• [The problem]:
Examine each line of the data. Copy the line if it includes the word "Adham".

Excerpts from a dataset:

━━━━━━━━━━━━━━━━━━━━

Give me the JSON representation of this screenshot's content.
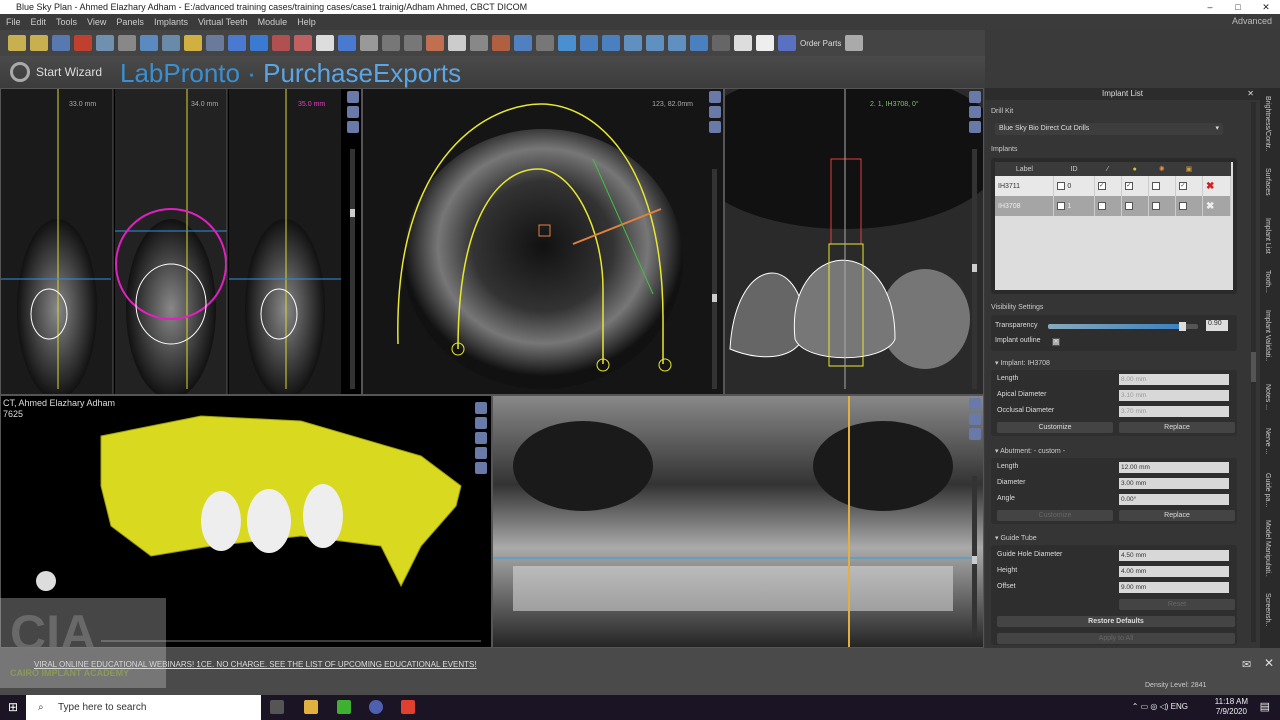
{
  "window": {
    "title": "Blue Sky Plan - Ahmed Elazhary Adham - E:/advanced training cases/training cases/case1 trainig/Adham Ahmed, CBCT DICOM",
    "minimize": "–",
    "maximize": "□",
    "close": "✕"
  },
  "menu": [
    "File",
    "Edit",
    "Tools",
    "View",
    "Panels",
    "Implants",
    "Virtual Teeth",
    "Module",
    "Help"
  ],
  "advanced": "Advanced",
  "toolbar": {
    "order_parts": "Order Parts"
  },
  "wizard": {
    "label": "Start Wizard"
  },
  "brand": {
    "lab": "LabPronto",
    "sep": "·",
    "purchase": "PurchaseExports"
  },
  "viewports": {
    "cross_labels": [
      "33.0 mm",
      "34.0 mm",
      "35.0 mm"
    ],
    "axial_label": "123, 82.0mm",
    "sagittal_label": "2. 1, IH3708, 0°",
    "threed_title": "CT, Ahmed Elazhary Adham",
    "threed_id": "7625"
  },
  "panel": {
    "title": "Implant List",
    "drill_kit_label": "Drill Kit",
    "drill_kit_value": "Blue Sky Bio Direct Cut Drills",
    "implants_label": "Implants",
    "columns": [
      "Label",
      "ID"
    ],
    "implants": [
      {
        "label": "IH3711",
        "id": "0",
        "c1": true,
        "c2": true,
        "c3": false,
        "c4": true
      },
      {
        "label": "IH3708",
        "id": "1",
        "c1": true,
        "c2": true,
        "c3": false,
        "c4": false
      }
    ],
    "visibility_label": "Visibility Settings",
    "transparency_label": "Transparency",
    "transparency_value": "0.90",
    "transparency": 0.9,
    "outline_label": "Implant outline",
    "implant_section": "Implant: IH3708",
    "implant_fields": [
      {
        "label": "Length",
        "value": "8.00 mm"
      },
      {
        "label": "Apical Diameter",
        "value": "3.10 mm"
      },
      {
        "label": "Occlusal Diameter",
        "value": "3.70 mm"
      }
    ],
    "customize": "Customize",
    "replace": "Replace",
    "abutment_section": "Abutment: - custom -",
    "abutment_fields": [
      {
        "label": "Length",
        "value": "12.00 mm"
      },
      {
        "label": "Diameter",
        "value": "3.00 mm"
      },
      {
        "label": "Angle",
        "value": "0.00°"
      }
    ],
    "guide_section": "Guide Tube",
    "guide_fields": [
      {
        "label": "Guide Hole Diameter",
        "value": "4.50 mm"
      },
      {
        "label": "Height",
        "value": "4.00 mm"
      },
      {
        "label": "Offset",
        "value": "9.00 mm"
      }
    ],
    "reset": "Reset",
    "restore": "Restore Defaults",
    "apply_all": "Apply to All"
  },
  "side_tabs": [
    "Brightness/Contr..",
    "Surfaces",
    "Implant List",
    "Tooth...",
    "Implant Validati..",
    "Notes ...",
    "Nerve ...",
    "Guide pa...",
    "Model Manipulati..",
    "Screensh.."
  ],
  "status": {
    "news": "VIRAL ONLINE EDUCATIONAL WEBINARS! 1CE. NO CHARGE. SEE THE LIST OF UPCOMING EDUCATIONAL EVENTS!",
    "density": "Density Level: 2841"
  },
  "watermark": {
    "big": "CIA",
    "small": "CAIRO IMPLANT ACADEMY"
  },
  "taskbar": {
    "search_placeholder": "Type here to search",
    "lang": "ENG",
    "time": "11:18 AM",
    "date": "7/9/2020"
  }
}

━━━━━━━━━━━━━━━━━━━━

• [Solution to this exercise]:
    "title": "Blue Sky Plan - Ahmed Elazhary Adham - E:/advanced training cases/training cases/case1 trainig/Adham Ahmed, CBCT DICOM",
    "threed_title": "CT, Ahmed Elazhary Adham",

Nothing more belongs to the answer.